Task instructions:
Reproduce each record exactly.

Supplied data:
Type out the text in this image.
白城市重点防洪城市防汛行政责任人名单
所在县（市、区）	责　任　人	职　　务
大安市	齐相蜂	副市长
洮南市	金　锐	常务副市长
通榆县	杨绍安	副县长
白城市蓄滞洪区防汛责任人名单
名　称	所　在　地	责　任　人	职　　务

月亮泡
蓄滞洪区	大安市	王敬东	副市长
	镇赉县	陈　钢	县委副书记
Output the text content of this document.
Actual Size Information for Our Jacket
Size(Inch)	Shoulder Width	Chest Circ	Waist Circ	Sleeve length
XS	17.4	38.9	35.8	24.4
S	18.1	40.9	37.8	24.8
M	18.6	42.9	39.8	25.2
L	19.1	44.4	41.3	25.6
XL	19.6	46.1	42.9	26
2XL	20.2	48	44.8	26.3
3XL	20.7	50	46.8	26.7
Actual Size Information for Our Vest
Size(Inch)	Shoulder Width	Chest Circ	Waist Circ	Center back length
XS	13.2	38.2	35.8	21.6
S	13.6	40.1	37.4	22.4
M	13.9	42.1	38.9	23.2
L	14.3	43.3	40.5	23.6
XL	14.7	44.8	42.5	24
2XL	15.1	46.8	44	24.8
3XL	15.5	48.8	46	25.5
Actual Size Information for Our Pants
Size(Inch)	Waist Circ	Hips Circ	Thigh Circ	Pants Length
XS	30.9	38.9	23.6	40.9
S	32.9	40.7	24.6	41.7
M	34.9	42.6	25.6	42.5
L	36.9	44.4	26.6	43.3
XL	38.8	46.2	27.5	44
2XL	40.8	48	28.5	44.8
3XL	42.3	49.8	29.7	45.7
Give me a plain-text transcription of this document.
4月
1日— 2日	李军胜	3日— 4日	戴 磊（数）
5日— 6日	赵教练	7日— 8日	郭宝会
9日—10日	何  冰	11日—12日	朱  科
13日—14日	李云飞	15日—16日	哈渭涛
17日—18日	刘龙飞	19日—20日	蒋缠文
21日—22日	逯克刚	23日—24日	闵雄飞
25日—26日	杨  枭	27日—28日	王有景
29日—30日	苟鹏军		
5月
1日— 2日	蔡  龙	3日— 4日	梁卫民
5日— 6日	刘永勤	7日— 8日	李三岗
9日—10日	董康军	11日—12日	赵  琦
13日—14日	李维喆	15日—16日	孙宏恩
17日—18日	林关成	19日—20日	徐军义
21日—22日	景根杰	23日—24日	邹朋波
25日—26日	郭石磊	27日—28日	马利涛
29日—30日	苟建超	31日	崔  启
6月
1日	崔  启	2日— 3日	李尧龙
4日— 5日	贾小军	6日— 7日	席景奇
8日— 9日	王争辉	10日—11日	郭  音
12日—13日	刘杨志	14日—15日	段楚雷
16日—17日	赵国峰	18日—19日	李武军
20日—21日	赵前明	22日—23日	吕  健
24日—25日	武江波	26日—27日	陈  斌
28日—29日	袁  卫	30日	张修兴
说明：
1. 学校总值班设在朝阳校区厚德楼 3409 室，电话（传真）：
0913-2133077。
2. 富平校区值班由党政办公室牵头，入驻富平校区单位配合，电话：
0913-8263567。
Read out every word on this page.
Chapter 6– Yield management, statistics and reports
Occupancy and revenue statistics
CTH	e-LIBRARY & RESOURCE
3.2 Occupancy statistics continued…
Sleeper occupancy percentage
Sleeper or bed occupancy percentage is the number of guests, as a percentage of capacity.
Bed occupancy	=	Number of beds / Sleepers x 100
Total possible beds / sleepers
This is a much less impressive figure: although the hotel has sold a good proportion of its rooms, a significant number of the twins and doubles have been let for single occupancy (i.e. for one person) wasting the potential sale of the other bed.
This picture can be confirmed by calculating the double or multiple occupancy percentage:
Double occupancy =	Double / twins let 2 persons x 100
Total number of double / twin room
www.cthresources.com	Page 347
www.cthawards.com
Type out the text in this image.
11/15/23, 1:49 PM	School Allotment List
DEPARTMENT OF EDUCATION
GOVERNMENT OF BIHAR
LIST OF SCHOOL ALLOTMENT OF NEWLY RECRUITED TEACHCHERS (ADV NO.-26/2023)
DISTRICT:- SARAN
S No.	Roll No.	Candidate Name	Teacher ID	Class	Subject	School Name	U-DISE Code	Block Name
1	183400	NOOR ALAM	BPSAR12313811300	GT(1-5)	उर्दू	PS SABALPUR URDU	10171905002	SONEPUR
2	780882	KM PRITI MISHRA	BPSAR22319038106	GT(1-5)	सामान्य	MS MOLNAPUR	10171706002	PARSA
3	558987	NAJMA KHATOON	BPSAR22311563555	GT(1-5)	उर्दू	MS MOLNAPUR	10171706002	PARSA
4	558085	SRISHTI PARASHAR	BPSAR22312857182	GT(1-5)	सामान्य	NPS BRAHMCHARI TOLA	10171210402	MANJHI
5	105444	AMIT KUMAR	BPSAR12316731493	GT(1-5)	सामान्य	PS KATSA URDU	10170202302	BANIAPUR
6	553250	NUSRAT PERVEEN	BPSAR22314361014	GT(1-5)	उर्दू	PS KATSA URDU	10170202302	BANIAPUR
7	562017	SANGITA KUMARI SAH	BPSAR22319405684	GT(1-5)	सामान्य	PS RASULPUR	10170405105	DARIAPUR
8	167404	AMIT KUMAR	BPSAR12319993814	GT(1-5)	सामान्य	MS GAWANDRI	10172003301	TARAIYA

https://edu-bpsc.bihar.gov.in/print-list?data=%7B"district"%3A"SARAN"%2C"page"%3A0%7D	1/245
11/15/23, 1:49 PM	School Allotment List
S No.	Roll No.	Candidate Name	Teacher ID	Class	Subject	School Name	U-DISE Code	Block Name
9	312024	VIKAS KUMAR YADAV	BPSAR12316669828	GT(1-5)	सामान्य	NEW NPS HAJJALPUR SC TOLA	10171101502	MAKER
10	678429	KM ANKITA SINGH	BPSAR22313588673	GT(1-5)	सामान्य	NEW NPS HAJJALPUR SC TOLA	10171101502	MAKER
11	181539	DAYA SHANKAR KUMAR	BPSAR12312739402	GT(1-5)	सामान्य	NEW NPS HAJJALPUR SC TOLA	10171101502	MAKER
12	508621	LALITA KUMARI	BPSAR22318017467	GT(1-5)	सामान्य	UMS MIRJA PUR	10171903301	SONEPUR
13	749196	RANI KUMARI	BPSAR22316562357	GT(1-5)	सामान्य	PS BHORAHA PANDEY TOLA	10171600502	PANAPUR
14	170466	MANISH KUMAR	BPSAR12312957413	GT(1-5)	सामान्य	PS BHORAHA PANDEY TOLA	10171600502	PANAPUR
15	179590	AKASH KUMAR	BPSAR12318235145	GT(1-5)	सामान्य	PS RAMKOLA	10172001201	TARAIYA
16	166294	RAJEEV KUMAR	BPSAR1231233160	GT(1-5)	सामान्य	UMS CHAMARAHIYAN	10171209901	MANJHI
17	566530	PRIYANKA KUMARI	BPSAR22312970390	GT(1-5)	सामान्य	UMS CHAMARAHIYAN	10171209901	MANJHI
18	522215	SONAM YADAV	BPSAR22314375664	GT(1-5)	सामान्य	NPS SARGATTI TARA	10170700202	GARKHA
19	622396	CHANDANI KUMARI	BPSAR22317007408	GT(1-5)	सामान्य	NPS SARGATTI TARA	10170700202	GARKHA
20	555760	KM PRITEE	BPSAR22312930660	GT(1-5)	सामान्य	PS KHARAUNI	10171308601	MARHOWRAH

Exercise result:
Type out the text in this image.
白城市重点防洪城市防汛行政责任人名单
所在县（市、区）	责　任　人	职　　务
大安市	齐相蜂	副市长
洮南市	金　锐	常务副市长
通榆县	杨绍安	副县长
白城市蓄滞洪区防汛责任人名单
名　称	所　在　地	责　任　人	职　　务

月亮泡
蓄滞洪区	大安市	王敬东	副市长
	镇赉县	陈　钢	县委副书记
Output the text content of this document.
Actual Size Information for Our Jacket
Size(Inch)	Shoulder Width	Chest Circ	Waist Circ	Sleeve length
XS	17.4	38.9	35.8	24.4
S	18.1	40.9	37.8	24.8
M	18.6	42.9	39.8	25.2
L	19.1	44.4	41.3	25.6
XL	19.6	46.1	42.9	26
2XL	20.2	48	44.8	26.3
3XL	20.7	50	46.8	26.7
Actual Size Information for Our Vest
Size(Inch)	Shoulder Width	Chest Circ	Waist Circ	Center back length
XS	13.2	38.2	35.8	21.6
S	13.6	40.1	37.4	22.4
M	13.9	42.1	38.9	23.2
L	14.3	43.3	40.5	23.6
XL	14.7	44.8	42.5	24
2XL	15.1	46.8	44	24.8
3XL	15.5	48.8	46	25.5
Actual Size Information for Our Pants
Size(Inch)	Waist Circ	Hips Circ	Thigh Circ	Pants Length
XS	30.9	38.9	23.6	40.9
S	32.9	40.7	24.6	41.7
M	34.9	42.6	25.6	42.5
L	36.9	44.4	26.6	43.3
XL	38.8	46.2	27.5	44
2XL	40.8	48	28.5	44.8
3XL	42.3	49.8	29.7	45.7
Give me a plain-text transcription of this document.
4月
1日— 2日	李军胜	3日— 4日	戴 磊（数）
5日— 6日	赵教练	7日— 8日	郭宝会
9日—10日	何  冰	11日—12日	朱  科
13日—14日	李云飞	15日—16日	哈渭涛
17日—18日	刘龙飞	19日—20日	蒋缠文
21日—22日	逯克刚	23日—24日	闵雄飞
25日—26日	杨  枭	27日—28日	王有景
29日—30日	苟鹏军		
5月
1日— 2日	蔡  龙	3日— 4日	梁卫民
5日— 6日	刘永勤	7日— 8日	李三岗
9日—10日	董康军	11日—12日	赵  琦
13日—14日	李维喆	15日—16日	孙宏恩
17日—18日	林关成	19日—20日	徐军义
21日—22日	景根杰	23日—24日	邹朋波
25日—26日	郭石磊	27日—28日	马利涛
29日—30日	苟建超	31日	崔  启
6月
1日	崔  启	2日— 3日	李尧龙
4日— 5日	贾小军	6日— 7日	席景奇
8日— 9日	王争辉	10日—11日	郭  音
12日—13日	刘杨志	14日—15日	段楚雷
16日—17日	赵国峰	18日—19日	李武军
20日—21日	赵前明	22日—23日	吕  健
24日—25日	武江波	26日—27日	陈  斌
28日—29日	袁  卫	30日	张修兴
说明：
1. 学校总值班设在朝阳校区厚德楼 3409 室，电话（传真）：
0913-2133077。
2. 富平校区值班由党政办公室牵头，入驻富平校区单位配合，电话：
0913-8263567。
Read out every word on this page.
Chapter 6– Yield management, statistics and reports
Occupancy and revenue statistics
CTH	e-LIBRARY & RESOURCE
3.2 Occupancy statistics continued…
Sleeper occupancy percentage
Sleeper or bed occupancy percentage is the number of guests, as a percentage of capacity.
Bed occupancy	=	Number of beds / Sleepers x 100
Total possible beds / sleepers
This is a much less impressive figure: although the hotel has sold a good proportion of its rooms, a significant number of the twins and doubles have been let for single occupancy (i.e. for one person) wasting the potential sale of the other bed.
This picture can be confirmed by calculating the double or multiple occupancy percentage:
Double occupancy =	Double / twins let 2 persons x 100
Total number of double / twin room
www.cthresources.com	Page 347
www.cthawards.com
Type out the text in this image.
11/15/23, 1:49 PM	School Allotment List
DEPARTMENT OF EDUCATION
GOVERNMENT OF BIHAR
LIST OF SCHOOL ALLOTMENT OF NEWLY RECRUITED TEACHCHERS (ADV NO.-26/2023)
DISTRICT:- SARAN
S No.	Roll No.	Candidate Name	Teacher ID	Class	Subject	School Name	U-DISE Code	Block Name
1	183400	NOOR ALAM	BPSAR12313811300	GT(1-5)	उर्दू	PS SABALPUR URDU	10171905002	SONEPUR
2	780882	KM PRITI MISHRA	BPSAR22319038106	GT(1-5)	सामान्य	MS MOLNAPUR	10171706002	PARSA
3	558987	NAJMA KHATOON	BPSAR22311563555	GT(1-5)	उर्दू	MS MOLNAPUR	10171706002	PARSA
4	558085	SRISHTI PARASHAR	BPSAR22312857182	GT(1-5)	सामान्य	NPS BRAHMCHARI TOLA	10171210402	MANJHI
5	105444	AMIT KUMAR	BPSAR12316731493	GT(1-5)	सामान्य	PS KATSA URDU	10170202302	BANIAPUR
6	553250	NUSRAT PERVEEN	BPSAR22314361014	GT(1-5)	उर्दू	PS KATSA URDU	10170202302	BANIAPUR
7	562017	SANGITA KUMARI SAH	BPSAR22319405684	GT(1-5)	सामान्य	PS RASULPUR	10170405105	DARIAPUR
8	167404	AMIT KUMAR	BPSAR12319993814	GT(1-5)	सामान्य	MS GAWANDRI	10172003301	TARAIYA

https://edu-bpsc.bihar.gov.in/print-list?data=%7B"district"%3A"SARAN"%2C"page"%3A0%7D	1/245
11/15/23, 1:49 PM	School Allotment List
S No.	Roll No.	Candidate Name	Teacher ID	Class	Subject	School Name	U-DISE Code	Block Name
9	312024	VIKAS KUMAR YADAV	BPSAR12316669828	GT(1-5)	सामान्य	NEW NPS HAJJALPUR SC TOLA	10171101502	MAKER
10	678429	KM ANKITA SINGH	BPSAR22313588673	GT(1-5)	सामान्य	NEW NPS HAJJALPUR SC TOLA	10171101502	MAKER
11	181539	DAYA SHANKAR KUMAR	BPSAR12312739402	GT(1-5)	सामान्य	NEW NPS HAJJALPUR SC TOLA	10171101502	MAKER
12	508621	LALITA KUMARI	BPSAR22318017467	GT(1-5)	सामान्य	UMS MIRJA PUR	10171903301	SONEPUR
13	749196	RANI KUMARI	BPSAR22316562357	GT(1-5)	सामान्य	PS BHORAHA PANDEY TOLA	10171600502	PANAPUR
14	170466	MANISH KUMAR	BPSAR12312957413	GT(1-5)	सामान्य	PS BHORAHA PANDEY TOLA	10171600502	PANAPUR
15	179590	AKASH KUMAR	BPSAR12318235145	GT(1-5)	सामान्य	PS RAMKOLA	10172001201	TARAIYA
16	166294	RAJEEV KUMAR	BPSAR1231233160	GT(1-5)	सामान्य	UMS CHAMARAHIYAN	10171209901	MANJHI
17	566530	PRIYANKA KUMARI	BPSAR22312970390	GT(1-5)	सामान्य	UMS CHAMARAHIYAN	10171209901	MANJHI
18	522215	SONAM YADAV	BPSAR22314375664	GT(1-5)	सामान्य	NPS SARGATTI TARA	10170700202	GARKHA
19	622396	CHANDANI KUMARI	BPSAR22317007408	GT(1-5)	सामान्य	NPS SARGATTI TARA	10170700202	GARKHA
20	555760	KM PRITEE	BPSAR22312930660	GT(1-5)	सामान्य	PS KHARAUNI	10171308601	MARHOWRAH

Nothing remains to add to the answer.